#### The input
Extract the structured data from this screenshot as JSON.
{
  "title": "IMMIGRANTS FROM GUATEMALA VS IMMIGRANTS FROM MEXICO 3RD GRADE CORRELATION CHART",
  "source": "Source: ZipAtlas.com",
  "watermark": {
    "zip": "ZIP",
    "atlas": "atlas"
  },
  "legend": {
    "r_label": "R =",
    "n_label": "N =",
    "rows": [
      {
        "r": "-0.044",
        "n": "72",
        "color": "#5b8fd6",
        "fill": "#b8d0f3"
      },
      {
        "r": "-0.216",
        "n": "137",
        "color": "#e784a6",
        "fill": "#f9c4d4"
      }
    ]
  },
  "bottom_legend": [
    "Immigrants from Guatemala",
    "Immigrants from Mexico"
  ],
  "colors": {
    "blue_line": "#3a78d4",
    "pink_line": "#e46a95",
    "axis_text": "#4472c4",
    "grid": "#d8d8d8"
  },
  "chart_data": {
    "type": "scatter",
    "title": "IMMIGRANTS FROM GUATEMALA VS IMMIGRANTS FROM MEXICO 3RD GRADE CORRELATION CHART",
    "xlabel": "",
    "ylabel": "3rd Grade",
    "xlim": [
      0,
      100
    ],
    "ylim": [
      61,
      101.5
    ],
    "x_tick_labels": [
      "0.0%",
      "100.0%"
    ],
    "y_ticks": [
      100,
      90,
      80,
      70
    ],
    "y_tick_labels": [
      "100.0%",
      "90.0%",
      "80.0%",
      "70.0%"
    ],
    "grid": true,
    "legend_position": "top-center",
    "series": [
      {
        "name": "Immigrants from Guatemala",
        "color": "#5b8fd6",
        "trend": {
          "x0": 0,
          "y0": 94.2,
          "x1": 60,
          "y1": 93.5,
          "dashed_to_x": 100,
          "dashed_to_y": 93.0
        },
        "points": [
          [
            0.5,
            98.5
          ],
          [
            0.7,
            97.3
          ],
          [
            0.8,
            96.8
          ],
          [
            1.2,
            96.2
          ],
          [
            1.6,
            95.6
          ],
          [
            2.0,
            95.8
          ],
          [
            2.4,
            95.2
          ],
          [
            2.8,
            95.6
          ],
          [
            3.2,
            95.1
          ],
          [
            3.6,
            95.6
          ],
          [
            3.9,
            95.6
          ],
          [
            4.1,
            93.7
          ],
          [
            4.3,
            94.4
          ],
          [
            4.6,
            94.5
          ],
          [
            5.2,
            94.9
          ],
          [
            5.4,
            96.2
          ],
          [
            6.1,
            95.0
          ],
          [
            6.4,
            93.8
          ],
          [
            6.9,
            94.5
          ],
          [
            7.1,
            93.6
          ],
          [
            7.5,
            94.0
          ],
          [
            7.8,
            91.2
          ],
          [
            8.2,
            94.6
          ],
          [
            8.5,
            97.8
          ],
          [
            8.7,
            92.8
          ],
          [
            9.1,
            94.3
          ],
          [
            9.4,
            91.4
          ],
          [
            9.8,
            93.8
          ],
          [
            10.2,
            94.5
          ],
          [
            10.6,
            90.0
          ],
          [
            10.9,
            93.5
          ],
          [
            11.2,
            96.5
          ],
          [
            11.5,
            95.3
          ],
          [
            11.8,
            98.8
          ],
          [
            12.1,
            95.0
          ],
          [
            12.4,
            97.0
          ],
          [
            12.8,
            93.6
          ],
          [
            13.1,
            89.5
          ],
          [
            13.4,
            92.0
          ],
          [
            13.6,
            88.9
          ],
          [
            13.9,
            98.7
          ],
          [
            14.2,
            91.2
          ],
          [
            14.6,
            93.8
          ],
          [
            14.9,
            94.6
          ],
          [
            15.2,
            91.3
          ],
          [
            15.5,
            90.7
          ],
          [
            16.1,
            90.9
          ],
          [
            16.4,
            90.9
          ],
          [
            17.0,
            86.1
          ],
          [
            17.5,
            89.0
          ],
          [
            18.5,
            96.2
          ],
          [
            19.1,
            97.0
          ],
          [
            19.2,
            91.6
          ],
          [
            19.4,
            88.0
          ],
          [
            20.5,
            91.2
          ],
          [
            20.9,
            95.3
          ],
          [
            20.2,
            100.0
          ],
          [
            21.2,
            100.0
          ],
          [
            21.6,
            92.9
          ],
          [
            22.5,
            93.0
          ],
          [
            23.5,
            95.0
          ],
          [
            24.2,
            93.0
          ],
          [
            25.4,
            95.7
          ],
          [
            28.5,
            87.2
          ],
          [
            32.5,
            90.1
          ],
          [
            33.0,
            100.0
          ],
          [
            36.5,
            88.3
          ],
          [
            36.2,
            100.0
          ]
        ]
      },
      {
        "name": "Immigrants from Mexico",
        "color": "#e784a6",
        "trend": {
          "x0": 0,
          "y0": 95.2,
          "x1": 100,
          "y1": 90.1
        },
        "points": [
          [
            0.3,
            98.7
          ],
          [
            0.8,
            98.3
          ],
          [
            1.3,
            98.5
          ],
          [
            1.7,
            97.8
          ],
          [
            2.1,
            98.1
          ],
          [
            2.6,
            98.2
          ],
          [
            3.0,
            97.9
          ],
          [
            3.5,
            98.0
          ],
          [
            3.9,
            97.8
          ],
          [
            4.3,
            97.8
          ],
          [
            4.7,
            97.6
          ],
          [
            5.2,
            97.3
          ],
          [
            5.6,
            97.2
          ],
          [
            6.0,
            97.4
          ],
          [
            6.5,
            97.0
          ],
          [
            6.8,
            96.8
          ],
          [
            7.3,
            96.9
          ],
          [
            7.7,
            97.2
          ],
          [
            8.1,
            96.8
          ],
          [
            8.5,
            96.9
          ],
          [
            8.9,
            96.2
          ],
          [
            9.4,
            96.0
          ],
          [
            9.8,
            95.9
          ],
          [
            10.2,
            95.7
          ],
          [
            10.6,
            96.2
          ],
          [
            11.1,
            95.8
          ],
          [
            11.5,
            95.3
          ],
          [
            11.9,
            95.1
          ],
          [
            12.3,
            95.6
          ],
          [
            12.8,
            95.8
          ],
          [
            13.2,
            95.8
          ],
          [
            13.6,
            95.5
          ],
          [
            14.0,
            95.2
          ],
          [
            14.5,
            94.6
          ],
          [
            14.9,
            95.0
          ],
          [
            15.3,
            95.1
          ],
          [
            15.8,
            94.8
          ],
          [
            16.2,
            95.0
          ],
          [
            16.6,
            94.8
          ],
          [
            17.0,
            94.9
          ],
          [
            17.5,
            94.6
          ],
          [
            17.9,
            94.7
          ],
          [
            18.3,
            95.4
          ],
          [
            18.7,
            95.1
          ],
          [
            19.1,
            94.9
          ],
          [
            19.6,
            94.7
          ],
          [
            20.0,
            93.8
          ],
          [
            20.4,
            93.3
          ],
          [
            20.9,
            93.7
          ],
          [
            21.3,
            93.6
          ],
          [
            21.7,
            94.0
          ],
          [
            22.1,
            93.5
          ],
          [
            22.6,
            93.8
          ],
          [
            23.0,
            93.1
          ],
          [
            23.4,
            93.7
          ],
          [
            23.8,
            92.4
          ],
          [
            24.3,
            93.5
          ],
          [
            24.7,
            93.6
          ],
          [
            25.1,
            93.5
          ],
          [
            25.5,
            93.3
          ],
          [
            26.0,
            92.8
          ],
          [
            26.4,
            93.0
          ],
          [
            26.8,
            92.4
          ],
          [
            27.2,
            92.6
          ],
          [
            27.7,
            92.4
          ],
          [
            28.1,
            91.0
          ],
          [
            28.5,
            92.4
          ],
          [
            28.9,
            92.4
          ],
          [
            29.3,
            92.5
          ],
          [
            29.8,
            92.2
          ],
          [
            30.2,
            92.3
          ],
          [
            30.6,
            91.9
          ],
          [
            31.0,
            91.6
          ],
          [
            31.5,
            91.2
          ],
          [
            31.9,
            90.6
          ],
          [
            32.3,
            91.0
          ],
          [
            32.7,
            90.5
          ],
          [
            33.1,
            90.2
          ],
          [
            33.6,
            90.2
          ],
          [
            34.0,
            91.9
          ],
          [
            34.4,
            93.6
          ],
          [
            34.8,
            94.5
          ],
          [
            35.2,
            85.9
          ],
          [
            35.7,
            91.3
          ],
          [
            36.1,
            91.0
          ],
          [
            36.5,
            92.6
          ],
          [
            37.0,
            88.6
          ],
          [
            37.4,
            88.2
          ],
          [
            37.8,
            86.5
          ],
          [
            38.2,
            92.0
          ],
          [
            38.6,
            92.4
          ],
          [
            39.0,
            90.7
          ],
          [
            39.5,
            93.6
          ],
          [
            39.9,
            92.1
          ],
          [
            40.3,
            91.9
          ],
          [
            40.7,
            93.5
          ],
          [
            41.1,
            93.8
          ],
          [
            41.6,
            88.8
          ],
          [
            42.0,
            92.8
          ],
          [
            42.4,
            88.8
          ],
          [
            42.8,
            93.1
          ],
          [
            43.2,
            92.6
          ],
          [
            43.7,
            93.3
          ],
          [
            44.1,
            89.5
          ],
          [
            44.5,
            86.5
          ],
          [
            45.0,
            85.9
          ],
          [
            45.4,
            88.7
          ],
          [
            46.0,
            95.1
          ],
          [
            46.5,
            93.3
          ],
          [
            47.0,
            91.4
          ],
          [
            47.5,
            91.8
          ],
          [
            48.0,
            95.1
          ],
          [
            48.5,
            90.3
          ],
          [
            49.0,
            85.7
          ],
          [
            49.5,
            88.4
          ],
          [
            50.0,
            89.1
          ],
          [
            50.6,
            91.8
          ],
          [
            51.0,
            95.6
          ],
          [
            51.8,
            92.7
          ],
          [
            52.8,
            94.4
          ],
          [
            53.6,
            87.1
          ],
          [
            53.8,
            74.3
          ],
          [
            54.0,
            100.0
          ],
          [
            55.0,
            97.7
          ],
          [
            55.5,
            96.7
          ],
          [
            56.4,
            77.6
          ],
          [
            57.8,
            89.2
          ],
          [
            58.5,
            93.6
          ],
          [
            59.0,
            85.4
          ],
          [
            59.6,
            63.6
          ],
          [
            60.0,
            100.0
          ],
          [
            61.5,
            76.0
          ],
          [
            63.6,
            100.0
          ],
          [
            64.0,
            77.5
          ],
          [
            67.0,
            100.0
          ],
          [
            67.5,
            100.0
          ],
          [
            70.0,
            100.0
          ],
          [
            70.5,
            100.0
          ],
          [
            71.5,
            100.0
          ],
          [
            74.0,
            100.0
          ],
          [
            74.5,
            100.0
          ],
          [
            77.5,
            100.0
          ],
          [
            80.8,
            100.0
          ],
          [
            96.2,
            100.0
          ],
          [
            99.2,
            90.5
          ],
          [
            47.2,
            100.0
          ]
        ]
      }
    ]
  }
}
########
#### The input
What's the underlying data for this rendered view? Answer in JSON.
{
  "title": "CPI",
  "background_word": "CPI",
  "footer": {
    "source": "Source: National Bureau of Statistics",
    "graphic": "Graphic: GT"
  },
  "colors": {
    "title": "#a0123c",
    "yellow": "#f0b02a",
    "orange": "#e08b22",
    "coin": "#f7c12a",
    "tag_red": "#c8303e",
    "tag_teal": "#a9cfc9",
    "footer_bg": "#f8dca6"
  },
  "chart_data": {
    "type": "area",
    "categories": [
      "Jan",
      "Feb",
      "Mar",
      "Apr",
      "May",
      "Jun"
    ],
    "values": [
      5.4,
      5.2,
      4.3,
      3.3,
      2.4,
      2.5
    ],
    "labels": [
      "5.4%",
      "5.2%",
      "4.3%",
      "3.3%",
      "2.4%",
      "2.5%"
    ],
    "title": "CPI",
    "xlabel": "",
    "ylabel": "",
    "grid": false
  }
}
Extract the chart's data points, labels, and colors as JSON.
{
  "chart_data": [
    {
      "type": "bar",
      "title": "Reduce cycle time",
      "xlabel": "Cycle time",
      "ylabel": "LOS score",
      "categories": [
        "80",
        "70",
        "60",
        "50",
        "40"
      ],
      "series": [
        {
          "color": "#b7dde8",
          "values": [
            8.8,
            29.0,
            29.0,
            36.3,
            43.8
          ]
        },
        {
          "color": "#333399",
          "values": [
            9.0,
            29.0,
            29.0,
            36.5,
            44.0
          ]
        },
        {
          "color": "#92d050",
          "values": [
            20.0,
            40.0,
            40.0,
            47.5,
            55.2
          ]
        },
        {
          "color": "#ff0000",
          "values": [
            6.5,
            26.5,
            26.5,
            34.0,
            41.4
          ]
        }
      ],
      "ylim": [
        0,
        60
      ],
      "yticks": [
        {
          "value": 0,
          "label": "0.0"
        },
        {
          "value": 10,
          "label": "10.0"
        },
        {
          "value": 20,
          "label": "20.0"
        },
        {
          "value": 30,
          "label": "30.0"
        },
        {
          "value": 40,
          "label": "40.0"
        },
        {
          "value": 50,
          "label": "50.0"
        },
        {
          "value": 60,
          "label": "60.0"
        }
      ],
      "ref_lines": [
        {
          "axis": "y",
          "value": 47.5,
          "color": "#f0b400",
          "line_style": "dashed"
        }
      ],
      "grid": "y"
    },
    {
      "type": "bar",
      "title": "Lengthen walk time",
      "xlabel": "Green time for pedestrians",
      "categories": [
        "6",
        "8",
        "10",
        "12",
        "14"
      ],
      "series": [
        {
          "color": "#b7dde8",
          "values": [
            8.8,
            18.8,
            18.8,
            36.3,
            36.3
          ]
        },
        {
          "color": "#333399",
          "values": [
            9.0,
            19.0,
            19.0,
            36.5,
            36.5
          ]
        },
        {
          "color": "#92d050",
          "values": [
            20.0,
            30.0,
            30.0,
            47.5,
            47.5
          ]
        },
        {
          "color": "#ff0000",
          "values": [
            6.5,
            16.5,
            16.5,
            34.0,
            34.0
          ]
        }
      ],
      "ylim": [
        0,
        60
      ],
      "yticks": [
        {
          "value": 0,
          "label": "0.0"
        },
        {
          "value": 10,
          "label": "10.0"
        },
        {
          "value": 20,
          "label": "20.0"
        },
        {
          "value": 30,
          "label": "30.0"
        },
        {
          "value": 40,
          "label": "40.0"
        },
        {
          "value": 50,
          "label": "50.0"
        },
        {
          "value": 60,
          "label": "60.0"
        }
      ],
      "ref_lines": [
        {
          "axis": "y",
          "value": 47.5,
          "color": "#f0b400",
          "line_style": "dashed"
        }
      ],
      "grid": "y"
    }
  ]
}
########
__Exercise requirements__. Find each line that has the word "type", then copy it out.

__Answer to this problem__.
    "type": "scatter",
    "type": "area",
      "type": "bar",
      "type": "bar",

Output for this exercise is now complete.